---------- Material

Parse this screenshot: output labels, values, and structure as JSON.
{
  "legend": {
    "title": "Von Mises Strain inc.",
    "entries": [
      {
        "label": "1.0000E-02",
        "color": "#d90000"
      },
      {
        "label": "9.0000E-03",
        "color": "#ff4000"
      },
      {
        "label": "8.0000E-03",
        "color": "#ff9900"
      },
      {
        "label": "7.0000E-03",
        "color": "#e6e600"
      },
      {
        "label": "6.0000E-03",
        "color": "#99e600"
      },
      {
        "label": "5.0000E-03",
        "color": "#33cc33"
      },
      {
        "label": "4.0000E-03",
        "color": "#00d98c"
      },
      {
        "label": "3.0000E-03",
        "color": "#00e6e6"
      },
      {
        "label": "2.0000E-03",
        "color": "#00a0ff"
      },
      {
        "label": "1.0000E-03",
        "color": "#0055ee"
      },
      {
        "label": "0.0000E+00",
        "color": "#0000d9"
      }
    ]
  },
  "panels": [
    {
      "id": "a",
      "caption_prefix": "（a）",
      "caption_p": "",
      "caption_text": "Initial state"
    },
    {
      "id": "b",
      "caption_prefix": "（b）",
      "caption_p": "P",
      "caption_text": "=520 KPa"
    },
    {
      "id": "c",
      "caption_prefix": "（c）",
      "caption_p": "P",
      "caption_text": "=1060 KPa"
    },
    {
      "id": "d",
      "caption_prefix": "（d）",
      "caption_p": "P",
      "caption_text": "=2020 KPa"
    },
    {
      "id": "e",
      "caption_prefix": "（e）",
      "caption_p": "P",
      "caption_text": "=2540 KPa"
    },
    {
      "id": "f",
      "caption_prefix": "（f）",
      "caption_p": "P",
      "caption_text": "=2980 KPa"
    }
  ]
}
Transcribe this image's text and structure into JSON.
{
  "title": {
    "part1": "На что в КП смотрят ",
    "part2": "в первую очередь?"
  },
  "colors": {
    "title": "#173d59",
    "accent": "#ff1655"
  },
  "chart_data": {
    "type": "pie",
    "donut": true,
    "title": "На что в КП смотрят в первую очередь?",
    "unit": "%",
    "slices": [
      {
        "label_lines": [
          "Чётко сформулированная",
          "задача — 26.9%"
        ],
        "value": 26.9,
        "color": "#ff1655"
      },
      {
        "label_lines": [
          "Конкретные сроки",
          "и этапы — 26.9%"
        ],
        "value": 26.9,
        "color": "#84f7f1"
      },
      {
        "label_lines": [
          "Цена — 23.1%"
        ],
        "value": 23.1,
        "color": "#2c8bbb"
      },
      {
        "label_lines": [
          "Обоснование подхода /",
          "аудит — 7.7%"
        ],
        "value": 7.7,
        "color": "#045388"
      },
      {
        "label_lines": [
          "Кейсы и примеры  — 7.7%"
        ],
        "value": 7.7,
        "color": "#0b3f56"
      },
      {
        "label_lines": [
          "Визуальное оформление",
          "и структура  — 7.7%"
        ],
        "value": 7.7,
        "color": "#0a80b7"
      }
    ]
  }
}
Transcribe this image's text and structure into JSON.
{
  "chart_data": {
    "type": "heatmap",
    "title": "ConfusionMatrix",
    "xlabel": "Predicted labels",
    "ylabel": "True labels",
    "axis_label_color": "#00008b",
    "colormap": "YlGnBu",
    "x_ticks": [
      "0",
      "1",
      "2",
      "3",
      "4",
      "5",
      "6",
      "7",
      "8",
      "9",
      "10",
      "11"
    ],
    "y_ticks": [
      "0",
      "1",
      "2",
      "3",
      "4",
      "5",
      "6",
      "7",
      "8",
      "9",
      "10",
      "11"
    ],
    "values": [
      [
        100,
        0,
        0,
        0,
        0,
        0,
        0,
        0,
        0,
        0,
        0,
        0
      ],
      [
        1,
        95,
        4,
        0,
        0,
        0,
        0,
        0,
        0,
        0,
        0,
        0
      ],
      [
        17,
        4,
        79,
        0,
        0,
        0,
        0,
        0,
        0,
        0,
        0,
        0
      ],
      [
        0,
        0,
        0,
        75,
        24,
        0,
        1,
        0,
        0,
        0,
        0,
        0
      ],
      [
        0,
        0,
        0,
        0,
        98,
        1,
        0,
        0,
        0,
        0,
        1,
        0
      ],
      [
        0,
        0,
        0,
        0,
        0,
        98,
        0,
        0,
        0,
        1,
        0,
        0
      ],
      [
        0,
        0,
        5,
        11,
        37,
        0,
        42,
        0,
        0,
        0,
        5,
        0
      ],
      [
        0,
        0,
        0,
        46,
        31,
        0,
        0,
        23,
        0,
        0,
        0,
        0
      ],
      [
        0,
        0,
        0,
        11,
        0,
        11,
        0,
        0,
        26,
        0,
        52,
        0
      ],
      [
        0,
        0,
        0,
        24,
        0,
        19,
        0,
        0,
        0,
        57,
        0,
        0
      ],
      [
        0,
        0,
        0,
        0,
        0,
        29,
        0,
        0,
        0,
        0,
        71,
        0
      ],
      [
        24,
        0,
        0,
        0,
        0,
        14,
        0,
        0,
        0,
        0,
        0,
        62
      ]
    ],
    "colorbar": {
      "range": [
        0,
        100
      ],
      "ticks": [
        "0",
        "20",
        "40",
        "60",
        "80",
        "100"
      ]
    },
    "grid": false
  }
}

--------------------

» What the task asks:
Transcribe the material above word for word.

» Answer to the exercise:
Parse this screenshot: output labels, values, and structure as JSON.
{
  "legend": {
    "title": "Von Mises Strain inc.",
    "entries": [
      {
        "label": "1.0000E-02",
        "color": "#d90000"
      },
      {
        "label": "9.0000E-03",
        "color": "#ff4000"
      },
      {
        "label": "8.0000E-03",
        "color": "#ff9900"
      },
      {
        "label": "7.0000E-03",
        "color": "#e6e600"
      },
      {
        "label": "6.0000E-03",
        "color": "#99e600"
      },
      {
        "label": "5.0000E-03",
        "color": "#33cc33"
      },
      {
        "label": "4.0000E-03",
        "color": "#00d98c"
      },
      {
        "label": "3.0000E-03",
        "color": "#00e6e6"
      },
      {
        "label": "2.0000E-03",
        "color": "#00a0ff"
      },
      {
        "label": "1.0000E-03",
        "color": "#0055ee"
      },
      {
        "label": "0.0000E+00",
        "color": "#0000d9"
      }
    ]
  },
  "panels": [
    {
      "id": "a",
      "caption_prefix": "（a）",
      "caption_p": "",
      "caption_text": "Initial state"
    },
    {
      "id": "b",
      "caption_prefix": "（b）",
      "caption_p": "P",
      "caption_text": "=520 KPa"
    },
    {
      "id": "c",
      "caption_prefix": "（c）",
      "caption_p": "P",
      "caption_text": "=1060 KPa"
    },
    {
      "id": "d",
      "caption_prefix": "（d）",
      "caption_p": "P",
      "caption_text": "=2020 KPa"
    },
    {
      "id": "e",
      "caption_prefix": "（e）",
      "caption_p": "P",
      "caption_text": "=2540 KPa"
    },
    {
      "id": "f",
      "caption_prefix": "（f）",
      "caption_p": "P",
      "caption_text": "=2980 KPa"
    }
  ]
}
Transcribe this image's text and structure into JSON.
{
  "title": {
    "part1": "На что в КП смотрят ",
    "part2": "в первую очередь?"
  },
  "colors": {
    "title": "#173d59",
    "accent": "#ff1655"
  },
  "chart_data": {
    "type": "pie",
    "donut": true,
    "title": "На что в КП смотрят в первую очередь?",
    "unit": "%",
    "slices": [
      {
        "label_lines": [
          "Чётко сформулированная",
          "задача — 26.9%"
        ],
        "value": 26.9,
        "color": "#ff1655"
      },
      {
        "label_lines": [
          "Конкретные сроки",
          "и этапы — 26.9%"
        ],
        "value": 26.9,
        "color": "#84f7f1"
      },
      {
        "label_lines": [
          "Цена — 23.1%"
        ],
        "value": 23.1,
        "color": "#2c8bbb"
      },
      {
        "label_lines": [
          "Обоснование подхода /",
          "аудит — 7.7%"
        ],
        "value": 7.7,
        "color": "#045388"
      },
      {
        "label_lines": [
          "Кейсы и примеры  — 7.7%"
        ],
        "value": 7.7,
        "color": "#0b3f56"
      },
      {
        "label_lines": [
          "Визуальное оформление",
          "и структура  — 7.7%"
        ],
        "value": 7.7,
        "color": "#0a80b7"
      }
    ]
  }
}
Transcribe this image's text and structure into JSON.
{
  "chart_data": {
    "type": "heatmap",
    "title": "ConfusionMatrix",
    "xlabel": "Predicted labels",
    "ylabel": "True labels",
    "axis_label_color": "#00008b",
    "colormap": "YlGnBu",
    "x_ticks": [
      "0",
      "1",
      "2",
      "3",
      "4",
      "5",
      "6",
      "7",
      "8",
      "9",
      "10",
      "11"
    ],
    "y_ticks": [
      "0",
      "1",
      "2",
      "3",
      "4",
      "5",
      "6",
      "7",
      "8",
      "9",
      "10",
      "11"
    ],
    "values": [
      [
        100,
        0,
        0,
        0,
        0,
        0,
        0,
        0,
        0,
        0,
        0,
        0
      ],
      [
        1,
        95,
        4,
        0,
        0,
        0,
        0,
        0,
        0,
        0,
        0,
        0
      ],
      [
        17,
        4,
        79,
        0,
        0,
        0,
        0,
        0,
        0,
        0,
        0,
        0
      ],
      [
        0,
        0,
        0,
        75,
        24,
        0,
        1,
        0,
        0,
        0,
        0,
        0
      ],
      [
        0,
        0,
        0,
        0,
        98,
        1,
        0,
        0,
        0,
        0,
        1,
        0
      ],
      [
        0,
        0,
        0,
        0,
        0,
        98,
        0,
        0,
        0,
        1,
        0,
        0
      ],
      [
        0,
        0,
        5,
        11,
        37,
        0,
        42,
        0,
        0,
        0,
        5,
        0
      ],
      [
        0,
        0,
        0,
        46,
        31,
        0,
        0,
        23,
        0,
        0,
        0,
        0
      ],
      [
        0,
        0,
        0,
        11,
        0,
        11,
        0,
        0,
        26,
        0,
        52,
        0
      ],
      [
        0,
        0,
        0,
        24,
        0,
        19,
        0,
        0,
        0,
        57,
        0,
        0
      ],
      [
        0,
        0,
        0,
        0,
        0,
        29,
        0,
        0,
        0,
        0,
        71,
        0
      ],
      [
        24,
        0,
        0,
        0,
        0,
        14,
        0,
        0,
        0,
        0,
        0,
        62
      ]
    ],
    "colorbar": {
      "range": [
        0,
        100
      ],
      "ticks": [
        "0",
        "20",
        "40",
        "60",
        "80",
        "100"
      ]
    },
    "grid": false
  }
}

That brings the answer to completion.